◆ EXERCISE DIRECTIONS:
Check each line of the records below for the string "ndocenten", then state how many lines contain it, with no other output.

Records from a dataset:

________________________

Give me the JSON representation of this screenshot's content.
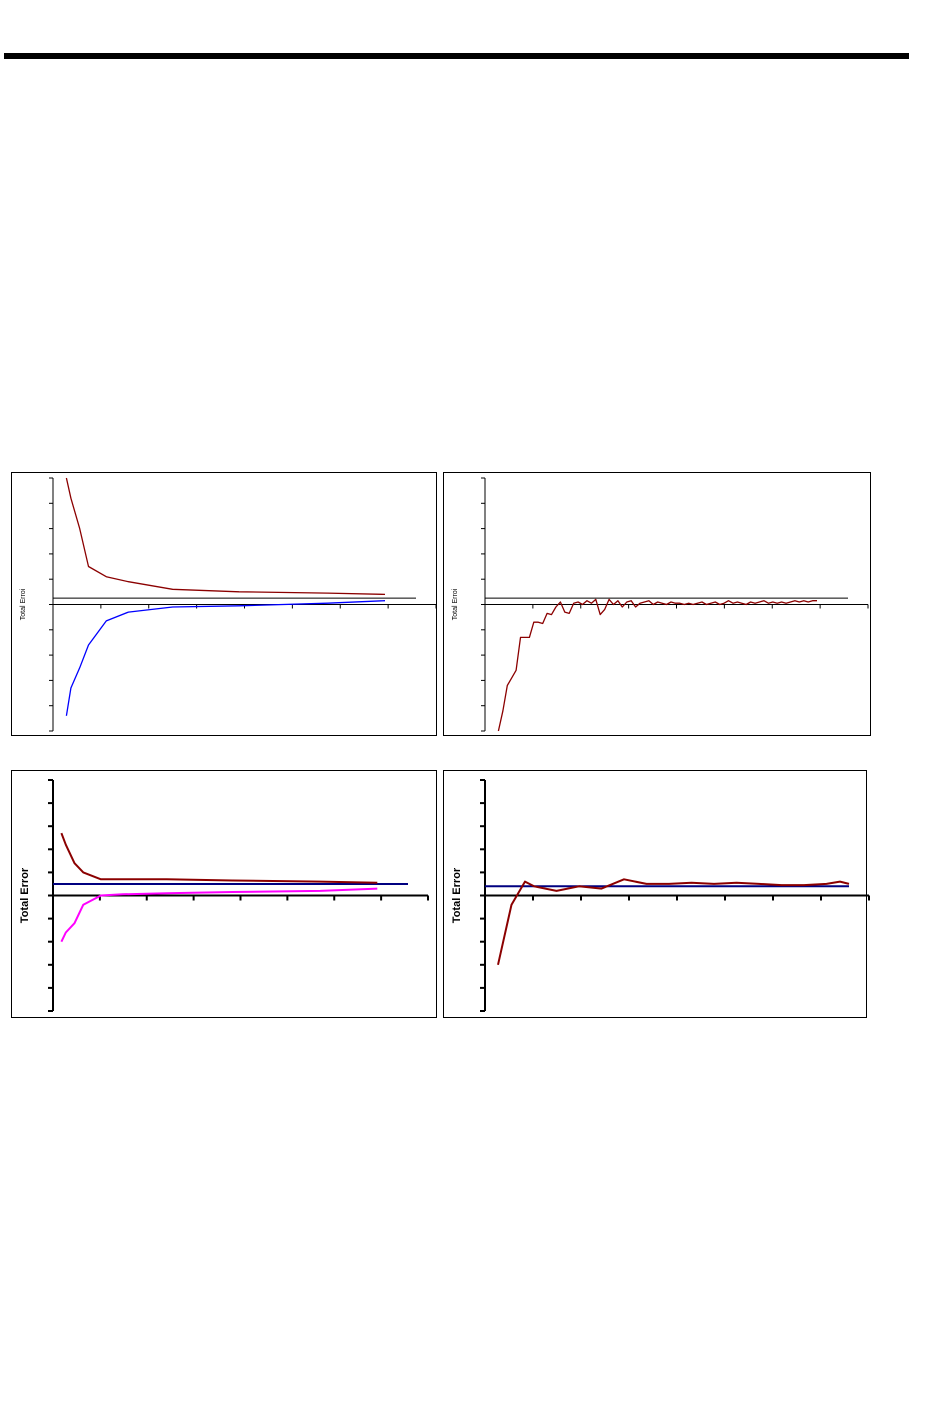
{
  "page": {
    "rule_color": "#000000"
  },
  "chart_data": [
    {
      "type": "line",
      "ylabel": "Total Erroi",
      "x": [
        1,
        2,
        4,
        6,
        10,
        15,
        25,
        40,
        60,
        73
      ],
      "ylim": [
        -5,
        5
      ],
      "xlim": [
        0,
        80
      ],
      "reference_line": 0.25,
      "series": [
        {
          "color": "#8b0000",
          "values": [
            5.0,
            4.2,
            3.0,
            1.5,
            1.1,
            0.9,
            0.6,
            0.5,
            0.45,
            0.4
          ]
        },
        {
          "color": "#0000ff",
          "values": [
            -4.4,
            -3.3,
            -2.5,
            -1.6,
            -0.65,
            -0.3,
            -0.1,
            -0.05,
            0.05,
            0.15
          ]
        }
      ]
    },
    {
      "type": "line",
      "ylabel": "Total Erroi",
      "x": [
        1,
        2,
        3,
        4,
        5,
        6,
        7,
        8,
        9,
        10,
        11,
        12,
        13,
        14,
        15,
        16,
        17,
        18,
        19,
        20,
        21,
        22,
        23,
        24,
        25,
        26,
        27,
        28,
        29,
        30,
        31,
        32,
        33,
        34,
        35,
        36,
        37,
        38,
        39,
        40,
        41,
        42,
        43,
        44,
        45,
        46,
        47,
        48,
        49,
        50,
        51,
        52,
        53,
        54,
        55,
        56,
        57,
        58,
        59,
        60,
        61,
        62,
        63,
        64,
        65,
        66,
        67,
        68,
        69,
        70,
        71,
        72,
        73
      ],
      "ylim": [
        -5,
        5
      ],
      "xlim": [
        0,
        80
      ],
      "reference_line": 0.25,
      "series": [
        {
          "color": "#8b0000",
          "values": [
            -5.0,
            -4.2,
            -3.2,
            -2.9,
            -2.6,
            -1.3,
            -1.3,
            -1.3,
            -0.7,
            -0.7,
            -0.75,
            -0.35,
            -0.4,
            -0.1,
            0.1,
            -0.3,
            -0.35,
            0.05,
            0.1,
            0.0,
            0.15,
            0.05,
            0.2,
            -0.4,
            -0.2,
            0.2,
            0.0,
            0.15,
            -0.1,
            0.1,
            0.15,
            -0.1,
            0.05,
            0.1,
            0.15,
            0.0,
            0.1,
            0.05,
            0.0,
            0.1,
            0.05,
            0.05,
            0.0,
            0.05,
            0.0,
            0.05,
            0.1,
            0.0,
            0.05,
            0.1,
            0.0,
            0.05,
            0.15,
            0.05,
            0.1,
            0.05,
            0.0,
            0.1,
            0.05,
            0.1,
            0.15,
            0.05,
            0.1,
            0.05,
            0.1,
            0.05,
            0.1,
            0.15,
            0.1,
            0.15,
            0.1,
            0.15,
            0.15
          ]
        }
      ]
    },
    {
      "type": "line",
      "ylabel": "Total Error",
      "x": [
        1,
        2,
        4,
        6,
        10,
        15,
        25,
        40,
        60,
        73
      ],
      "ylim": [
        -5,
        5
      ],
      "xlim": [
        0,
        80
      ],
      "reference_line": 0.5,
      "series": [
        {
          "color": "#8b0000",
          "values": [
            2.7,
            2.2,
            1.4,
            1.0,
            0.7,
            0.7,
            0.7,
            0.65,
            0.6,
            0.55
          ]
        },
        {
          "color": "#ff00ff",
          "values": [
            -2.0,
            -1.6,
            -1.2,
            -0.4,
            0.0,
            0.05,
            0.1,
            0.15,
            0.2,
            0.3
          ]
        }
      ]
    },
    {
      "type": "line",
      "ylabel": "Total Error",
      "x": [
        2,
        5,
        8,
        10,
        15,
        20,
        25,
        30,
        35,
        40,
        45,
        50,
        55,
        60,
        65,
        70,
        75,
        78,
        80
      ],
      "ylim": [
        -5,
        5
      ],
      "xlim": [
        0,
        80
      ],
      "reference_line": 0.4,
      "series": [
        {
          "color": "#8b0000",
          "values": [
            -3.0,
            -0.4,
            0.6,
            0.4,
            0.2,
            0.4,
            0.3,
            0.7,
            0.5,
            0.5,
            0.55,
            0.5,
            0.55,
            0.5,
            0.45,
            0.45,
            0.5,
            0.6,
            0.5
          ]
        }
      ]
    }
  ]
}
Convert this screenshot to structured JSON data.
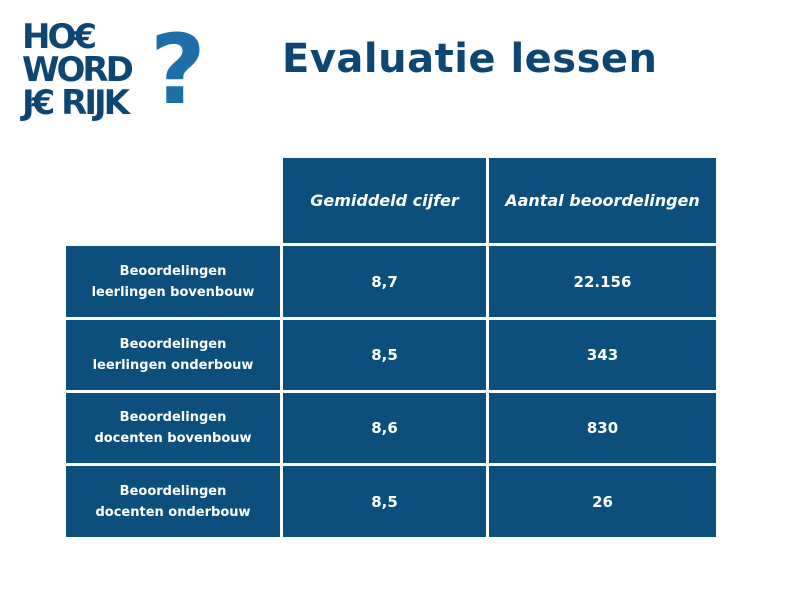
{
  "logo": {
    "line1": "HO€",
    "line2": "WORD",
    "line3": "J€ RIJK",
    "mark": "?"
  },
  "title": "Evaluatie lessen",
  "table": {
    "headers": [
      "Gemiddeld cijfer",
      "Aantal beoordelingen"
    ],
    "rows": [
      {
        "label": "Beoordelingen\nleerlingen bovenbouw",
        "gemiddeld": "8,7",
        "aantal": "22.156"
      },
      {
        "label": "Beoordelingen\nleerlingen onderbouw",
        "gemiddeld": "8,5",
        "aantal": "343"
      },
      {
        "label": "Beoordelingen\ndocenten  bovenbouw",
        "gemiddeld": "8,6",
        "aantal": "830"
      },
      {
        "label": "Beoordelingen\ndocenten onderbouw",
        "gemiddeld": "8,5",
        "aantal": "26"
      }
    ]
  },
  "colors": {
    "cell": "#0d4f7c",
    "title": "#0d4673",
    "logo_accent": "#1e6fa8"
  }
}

________________________

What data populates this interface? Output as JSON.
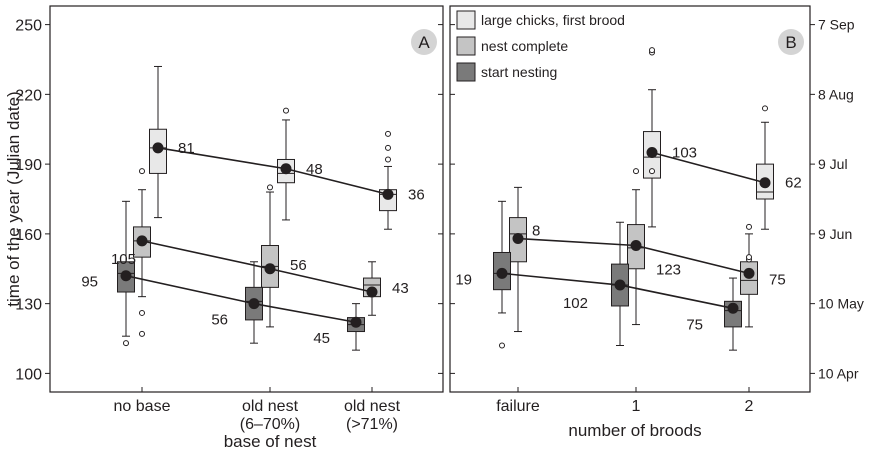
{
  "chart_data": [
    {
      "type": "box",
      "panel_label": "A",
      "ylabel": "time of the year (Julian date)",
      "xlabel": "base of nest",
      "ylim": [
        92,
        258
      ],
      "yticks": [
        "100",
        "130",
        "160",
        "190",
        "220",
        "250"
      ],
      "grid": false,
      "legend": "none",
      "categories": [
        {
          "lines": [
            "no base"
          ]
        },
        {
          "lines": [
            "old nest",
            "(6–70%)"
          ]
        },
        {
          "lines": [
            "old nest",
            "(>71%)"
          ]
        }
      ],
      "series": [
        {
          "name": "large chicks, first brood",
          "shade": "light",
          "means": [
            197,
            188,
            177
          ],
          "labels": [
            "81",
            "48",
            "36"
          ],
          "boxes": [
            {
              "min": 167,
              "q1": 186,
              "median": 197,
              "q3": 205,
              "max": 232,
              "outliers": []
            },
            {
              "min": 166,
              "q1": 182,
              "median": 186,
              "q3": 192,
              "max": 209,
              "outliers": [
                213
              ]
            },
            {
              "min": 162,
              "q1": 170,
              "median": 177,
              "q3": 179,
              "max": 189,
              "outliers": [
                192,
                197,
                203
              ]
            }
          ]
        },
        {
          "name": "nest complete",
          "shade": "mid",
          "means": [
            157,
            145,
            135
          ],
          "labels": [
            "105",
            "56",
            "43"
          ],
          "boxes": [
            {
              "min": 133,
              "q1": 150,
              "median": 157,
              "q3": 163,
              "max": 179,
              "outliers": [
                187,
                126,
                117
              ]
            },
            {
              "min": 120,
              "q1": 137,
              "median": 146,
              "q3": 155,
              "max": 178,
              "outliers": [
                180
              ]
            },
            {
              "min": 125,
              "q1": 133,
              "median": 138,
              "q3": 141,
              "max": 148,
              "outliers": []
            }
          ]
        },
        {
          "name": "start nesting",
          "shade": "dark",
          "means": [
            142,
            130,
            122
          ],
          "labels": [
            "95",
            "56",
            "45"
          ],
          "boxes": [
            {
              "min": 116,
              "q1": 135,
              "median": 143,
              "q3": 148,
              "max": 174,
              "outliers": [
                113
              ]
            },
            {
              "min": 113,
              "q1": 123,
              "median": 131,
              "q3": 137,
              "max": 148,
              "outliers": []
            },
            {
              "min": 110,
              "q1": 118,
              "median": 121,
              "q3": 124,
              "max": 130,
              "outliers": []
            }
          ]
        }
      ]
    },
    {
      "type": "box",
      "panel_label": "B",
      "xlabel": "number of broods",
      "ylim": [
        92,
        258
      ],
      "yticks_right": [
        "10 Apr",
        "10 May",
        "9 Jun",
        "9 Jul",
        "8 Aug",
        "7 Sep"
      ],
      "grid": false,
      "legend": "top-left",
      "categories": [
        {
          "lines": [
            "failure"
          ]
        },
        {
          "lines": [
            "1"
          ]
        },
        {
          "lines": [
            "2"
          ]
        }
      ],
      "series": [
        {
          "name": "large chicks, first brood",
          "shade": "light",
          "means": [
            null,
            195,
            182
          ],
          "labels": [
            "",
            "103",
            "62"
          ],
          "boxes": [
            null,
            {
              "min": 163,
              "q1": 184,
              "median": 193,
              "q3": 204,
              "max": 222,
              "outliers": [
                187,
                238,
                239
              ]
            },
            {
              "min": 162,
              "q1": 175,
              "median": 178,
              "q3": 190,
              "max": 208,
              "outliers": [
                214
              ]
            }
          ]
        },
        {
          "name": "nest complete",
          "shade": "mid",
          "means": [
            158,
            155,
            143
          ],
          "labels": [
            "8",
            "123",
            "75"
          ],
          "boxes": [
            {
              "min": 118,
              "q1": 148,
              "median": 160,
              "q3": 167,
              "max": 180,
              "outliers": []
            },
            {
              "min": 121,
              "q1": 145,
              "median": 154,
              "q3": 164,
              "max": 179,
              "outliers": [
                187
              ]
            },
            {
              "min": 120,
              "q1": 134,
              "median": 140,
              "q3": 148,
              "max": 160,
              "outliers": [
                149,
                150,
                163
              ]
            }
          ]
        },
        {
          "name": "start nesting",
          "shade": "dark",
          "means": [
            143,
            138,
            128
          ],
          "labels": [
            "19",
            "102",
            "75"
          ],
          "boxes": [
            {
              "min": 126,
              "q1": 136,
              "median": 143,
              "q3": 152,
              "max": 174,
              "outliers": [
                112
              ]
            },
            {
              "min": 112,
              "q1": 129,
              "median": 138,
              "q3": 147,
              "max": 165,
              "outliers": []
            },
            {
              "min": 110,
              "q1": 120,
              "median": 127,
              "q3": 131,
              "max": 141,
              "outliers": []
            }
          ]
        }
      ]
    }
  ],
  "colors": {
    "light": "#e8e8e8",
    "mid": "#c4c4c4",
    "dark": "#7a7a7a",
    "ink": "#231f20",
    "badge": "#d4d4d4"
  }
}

________________________

◆ ANSWER:
2